Of all the lines in this data, how many include "other"? Respond with the number only.
==================================================
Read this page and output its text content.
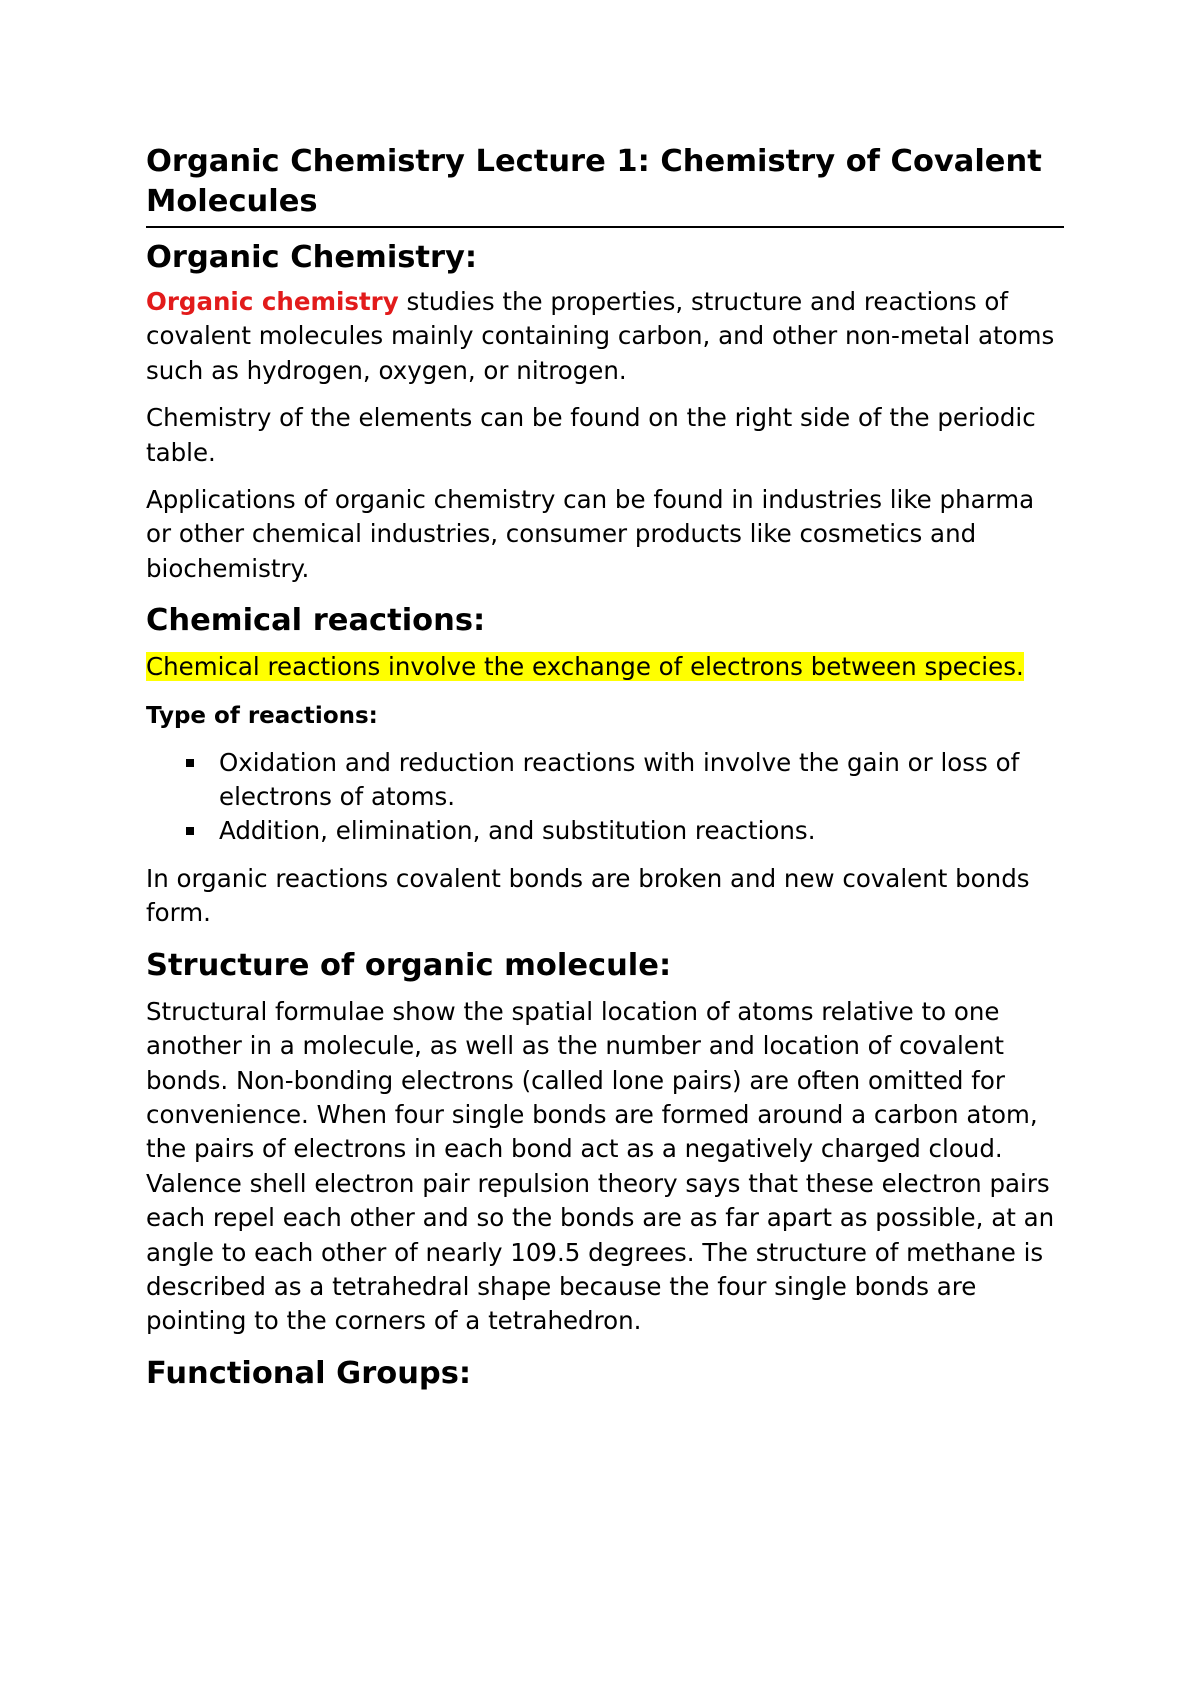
Organic Chemistry Lecture 1: Chemistry of Covalent Molecules
Organic Chemistry:

Organic chemistry studies the properties, structure and reactions of covalent molecules mainly containing carbon, and other non-metal atoms such as hydrogen, oxygen, or nitrogen.

Chemistry of the elements can be found on the right side of the periodic table.

Applications of organic chemistry can be found in industries like pharma or other chemical industries, consumer products like cosmetics and biochemistry.

Chemical reactions:

Chemical reactions involve the exchange of electrons between species.

Type of reactions:
Oxidation and reduction reactions with involve the gain or loss of electrons of atoms.
Addition, elimination, and substitution reactions.

In organic reactions covalent bonds are broken and new covalent bonds form.

Structure of organic molecule:

Structural formulae show the spatial location of atoms relative to one another in a molecule, as well as the number and location of covalent bonds. Non-bonding electrons (called lone pairs) are often omitted for convenience. When four single bonds are formed around a carbon atom, the pairs of electrons in each bond act as a negatively charged cloud. Valence shell electron pair repulsion theory says that these electron pairs each repel each other and so the bonds are as far apart as possible, at an angle to each other of nearly 109.5 degrees. The structure of methane is described as a tetrahedral shape because the four single bonds are pointing to the corners of a tetrahedron.

Functional Groups:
==================================================
RESULT OF THE EXERCISE: 3